### PROVIDED INFORMATION ###
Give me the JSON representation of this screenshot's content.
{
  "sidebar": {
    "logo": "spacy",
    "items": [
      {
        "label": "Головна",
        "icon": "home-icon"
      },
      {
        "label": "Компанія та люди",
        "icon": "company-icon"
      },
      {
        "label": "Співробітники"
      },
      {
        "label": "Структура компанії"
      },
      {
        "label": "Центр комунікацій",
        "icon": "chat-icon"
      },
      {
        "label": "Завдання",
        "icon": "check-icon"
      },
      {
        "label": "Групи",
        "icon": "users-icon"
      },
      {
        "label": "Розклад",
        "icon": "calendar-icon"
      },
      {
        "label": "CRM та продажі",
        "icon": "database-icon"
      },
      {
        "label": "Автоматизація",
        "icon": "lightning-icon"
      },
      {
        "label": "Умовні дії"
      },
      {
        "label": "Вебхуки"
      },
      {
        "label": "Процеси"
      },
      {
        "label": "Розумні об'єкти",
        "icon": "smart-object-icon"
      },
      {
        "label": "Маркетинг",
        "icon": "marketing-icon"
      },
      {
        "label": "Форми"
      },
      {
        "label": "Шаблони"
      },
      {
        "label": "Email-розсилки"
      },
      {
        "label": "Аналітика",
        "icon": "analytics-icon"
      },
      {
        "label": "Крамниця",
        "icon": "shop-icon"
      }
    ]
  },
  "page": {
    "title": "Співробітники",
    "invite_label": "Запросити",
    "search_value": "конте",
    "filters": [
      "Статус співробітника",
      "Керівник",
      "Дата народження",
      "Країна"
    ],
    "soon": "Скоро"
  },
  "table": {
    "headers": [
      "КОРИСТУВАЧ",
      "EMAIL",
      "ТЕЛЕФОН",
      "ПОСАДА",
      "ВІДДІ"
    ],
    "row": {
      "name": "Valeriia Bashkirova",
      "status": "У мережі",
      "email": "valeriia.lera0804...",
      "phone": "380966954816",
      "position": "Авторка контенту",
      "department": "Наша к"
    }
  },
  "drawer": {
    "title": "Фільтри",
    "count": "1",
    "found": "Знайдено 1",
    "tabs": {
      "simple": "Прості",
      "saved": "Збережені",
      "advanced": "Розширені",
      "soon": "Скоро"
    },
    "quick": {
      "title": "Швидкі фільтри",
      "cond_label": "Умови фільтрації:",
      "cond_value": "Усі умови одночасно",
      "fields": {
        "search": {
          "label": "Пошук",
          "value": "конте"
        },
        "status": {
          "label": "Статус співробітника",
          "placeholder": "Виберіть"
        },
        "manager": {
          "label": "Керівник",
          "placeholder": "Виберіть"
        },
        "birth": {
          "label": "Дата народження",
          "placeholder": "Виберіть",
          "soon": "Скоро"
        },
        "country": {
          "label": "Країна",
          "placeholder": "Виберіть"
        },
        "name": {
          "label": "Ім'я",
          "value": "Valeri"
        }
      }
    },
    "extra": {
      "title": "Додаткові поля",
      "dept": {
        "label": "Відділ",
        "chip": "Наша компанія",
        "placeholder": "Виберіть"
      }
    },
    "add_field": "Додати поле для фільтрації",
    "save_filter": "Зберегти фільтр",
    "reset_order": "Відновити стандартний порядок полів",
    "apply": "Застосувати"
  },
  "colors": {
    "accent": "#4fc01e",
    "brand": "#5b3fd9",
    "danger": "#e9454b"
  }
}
###
• [PROBLEM STATEMENT]: Extract every line of the records above that contains the word "Наша".

• [ANSWER FOR THE TASK]:
      "department": "Наша к"
        "chip": "Наша компанія",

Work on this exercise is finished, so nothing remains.